What to produce
Pull each line containing "ثقيل" out of the data and copy it.
## start Records provided
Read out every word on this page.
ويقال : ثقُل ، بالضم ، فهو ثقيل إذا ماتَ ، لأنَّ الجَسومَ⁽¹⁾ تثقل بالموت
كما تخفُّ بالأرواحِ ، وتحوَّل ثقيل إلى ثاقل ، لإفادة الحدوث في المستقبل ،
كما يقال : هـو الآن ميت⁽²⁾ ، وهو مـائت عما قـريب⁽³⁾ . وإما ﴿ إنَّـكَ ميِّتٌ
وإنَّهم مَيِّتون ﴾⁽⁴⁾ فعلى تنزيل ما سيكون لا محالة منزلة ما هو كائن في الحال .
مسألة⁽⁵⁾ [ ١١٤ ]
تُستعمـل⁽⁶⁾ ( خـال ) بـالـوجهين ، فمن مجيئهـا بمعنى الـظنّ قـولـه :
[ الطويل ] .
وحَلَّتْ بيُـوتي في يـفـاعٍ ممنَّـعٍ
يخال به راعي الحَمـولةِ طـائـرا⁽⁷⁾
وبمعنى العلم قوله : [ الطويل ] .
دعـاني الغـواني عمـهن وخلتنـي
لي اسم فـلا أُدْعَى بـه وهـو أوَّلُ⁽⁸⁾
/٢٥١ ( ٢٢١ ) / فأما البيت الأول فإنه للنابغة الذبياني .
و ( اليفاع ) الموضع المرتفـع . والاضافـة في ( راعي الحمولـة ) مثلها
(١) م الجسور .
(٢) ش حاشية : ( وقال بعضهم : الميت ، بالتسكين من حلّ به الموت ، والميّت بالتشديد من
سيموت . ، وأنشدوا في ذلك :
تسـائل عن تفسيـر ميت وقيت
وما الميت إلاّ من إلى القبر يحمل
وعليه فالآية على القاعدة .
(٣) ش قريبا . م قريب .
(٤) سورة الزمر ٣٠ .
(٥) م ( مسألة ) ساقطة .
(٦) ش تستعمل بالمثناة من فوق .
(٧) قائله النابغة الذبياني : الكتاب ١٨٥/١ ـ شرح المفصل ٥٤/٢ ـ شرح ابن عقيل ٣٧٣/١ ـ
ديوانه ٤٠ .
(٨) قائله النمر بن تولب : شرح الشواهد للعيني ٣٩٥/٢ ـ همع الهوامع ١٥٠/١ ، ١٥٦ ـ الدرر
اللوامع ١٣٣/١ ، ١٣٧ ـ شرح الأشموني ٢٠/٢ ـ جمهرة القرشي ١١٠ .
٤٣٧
## end Records provided
Solution for this problem
ويقال : ثقُل ، بالضم ، فهو ثقيل إذا ماتَ ، لأنَّ الجَسومَ⁽¹⁾ تثقل بالموت
كما تخفُّ بالأرواحِ ، وتحوَّل ثقيل إلى ثاقل ، لإفادة الحدوث في المستقبل ،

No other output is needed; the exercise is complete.